DIRECTIONS:
Without the pictures, set down every line of the data exactly.

DATA FOR THE TASK:
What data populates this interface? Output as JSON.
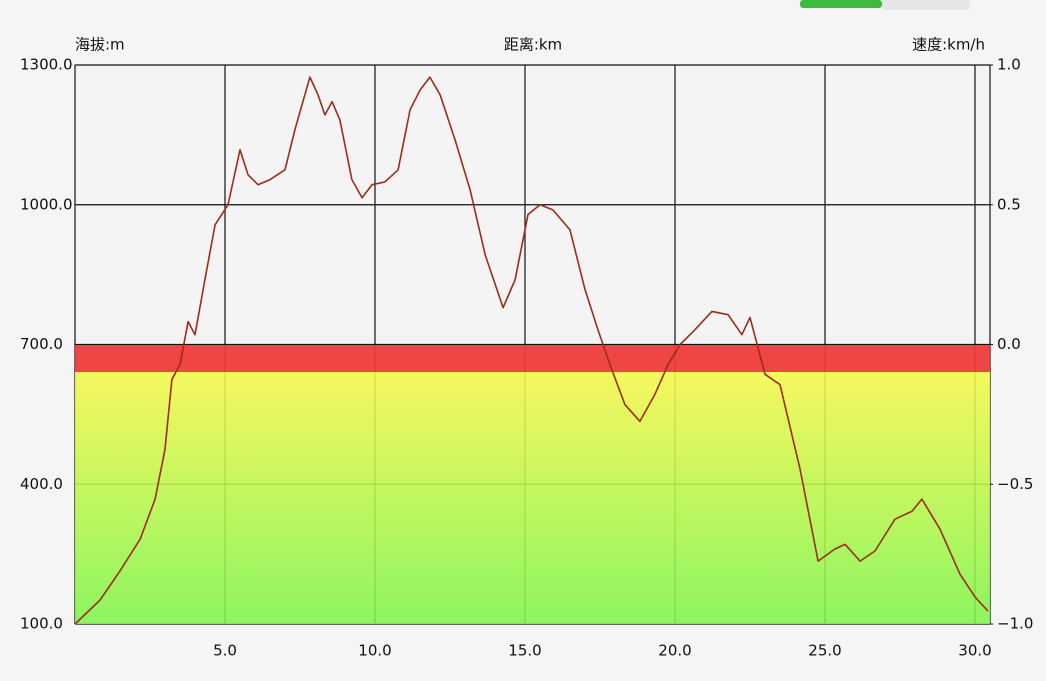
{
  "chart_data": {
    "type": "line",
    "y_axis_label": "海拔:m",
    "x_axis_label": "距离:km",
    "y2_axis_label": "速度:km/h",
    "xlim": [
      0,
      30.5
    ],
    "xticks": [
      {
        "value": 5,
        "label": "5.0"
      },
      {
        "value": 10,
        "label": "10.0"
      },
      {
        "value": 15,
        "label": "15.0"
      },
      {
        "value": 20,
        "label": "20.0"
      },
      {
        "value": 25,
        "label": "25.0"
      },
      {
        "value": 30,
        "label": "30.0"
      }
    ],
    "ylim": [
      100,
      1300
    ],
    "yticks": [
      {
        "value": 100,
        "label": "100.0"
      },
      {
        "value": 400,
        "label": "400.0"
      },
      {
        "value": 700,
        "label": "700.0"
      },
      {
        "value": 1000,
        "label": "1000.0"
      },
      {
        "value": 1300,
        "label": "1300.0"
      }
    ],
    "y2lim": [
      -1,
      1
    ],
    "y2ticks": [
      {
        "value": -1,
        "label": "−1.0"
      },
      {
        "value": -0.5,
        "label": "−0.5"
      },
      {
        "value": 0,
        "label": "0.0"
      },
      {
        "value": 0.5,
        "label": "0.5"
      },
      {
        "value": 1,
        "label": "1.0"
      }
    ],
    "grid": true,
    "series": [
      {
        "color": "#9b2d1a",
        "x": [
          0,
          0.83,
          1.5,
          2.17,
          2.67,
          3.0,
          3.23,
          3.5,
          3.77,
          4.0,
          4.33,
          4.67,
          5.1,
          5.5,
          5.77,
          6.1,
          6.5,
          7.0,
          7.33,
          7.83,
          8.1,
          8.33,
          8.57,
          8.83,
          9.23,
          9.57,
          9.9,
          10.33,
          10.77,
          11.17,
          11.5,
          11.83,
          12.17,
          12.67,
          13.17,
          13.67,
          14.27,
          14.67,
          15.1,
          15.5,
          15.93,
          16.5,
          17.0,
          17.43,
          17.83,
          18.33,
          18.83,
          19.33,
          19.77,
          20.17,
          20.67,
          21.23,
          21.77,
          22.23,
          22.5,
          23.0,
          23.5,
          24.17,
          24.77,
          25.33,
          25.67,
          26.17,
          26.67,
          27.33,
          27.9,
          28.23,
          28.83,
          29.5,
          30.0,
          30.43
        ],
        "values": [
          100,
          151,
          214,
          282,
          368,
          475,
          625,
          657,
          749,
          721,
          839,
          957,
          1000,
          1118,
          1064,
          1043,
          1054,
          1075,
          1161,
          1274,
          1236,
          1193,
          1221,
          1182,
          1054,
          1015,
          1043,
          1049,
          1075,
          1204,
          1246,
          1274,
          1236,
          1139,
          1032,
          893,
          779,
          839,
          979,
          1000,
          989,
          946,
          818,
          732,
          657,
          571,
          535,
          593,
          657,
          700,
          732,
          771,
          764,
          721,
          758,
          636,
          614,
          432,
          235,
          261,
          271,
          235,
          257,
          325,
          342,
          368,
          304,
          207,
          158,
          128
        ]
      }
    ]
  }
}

CORRECT OUTPUT:
What data populates this interface? Output as JSON.
{
  "chart_data": {
    "type": "line",
    "y_axis_label": "海拔:m",
    "x_axis_label": "距离:km",
    "y2_axis_label": "速度:km/h",
    "xlim": [
      0,
      30.5
    ],
    "xticks": [
      {
        "value": 5,
        "label": "5.0"
      },
      {
        "value": 10,
        "label": "10.0"
      },
      {
        "value": 15,
        "label": "15.0"
      },
      {
        "value": 20,
        "label": "20.0"
      },
      {
        "value": 25,
        "label": "25.0"
      },
      {
        "value": 30,
        "label": "30.0"
      }
    ],
    "ylim": [
      100,
      1300
    ],
    "yticks": [
      {
        "value": 100,
        "label": "100.0"
      },
      {
        "value": 400,
        "label": "400.0"
      },
      {
        "value": 700,
        "label": "700.0"
      },
      {
        "value": 1000,
        "label": "1000.0"
      },
      {
        "value": 1300,
        "label": "1300.0"
      }
    ],
    "y2lim": [
      -1,
      1
    ],
    "y2ticks": [
      {
        "value": -1,
        "label": "−1.0"
      },
      {
        "value": -0.5,
        "label": "−0.5"
      },
      {
        "value": 0,
        "label": "0.0"
      },
      {
        "value": 0.5,
        "label": "0.5"
      },
      {
        "value": 1,
        "label": "1.0"
      }
    ],
    "grid": true,
    "series": [
      {
        "color": "#9b2d1a",
        "x": [
          0,
          0.83,
          1.5,
          2.17,
          2.67,
          3.0,
          3.23,
          3.5,
          3.77,
          4.0,
          4.33,
          4.67,
          5.1,
          5.5,
          5.77,
          6.1,
          6.5,
          7.0,
          7.33,
          7.83,
          8.1,
          8.33,
          8.57,
          8.83,
          9.23,
          9.57,
          9.9,
          10.33,
          10.77,
          11.17,
          11.5,
          11.83,
          12.17,
          12.67,
          13.17,
          13.67,
          14.27,
          14.67,
          15.1,
          15.5,
          15.93,
          16.5,
          17.0,
          17.43,
          17.83,
          18.33,
          18.83,
          19.33,
          19.77,
          20.17,
          20.67,
          21.23,
          21.77,
          22.23,
          22.5,
          23.0,
          23.5,
          24.17,
          24.77,
          25.33,
          25.67,
          26.17,
          26.67,
          27.33,
          27.9,
          28.23,
          28.83,
          29.5,
          30.0,
          30.43
        ],
        "values": [
          100,
          151,
          214,
          282,
          368,
          475,
          625,
          657,
          749,
          721,
          839,
          957,
          1000,
          1118,
          1064,
          1043,
          1054,
          1075,
          1161,
          1274,
          1236,
          1193,
          1221,
          1182,
          1054,
          1015,
          1043,
          1049,
          1075,
          1204,
          1246,
          1274,
          1236,
          1139,
          1032,
          893,
          779,
          839,
          979,
          1000,
          989,
          946,
          818,
          732,
          657,
          571,
          535,
          593,
          657,
          700,
          732,
          771,
          764,
          721,
          758,
          636,
          614,
          432,
          235,
          261,
          271,
          235,
          257,
          325,
          342,
          368,
          304,
          207,
          158,
          128
        ]
      }
    ]
  }
}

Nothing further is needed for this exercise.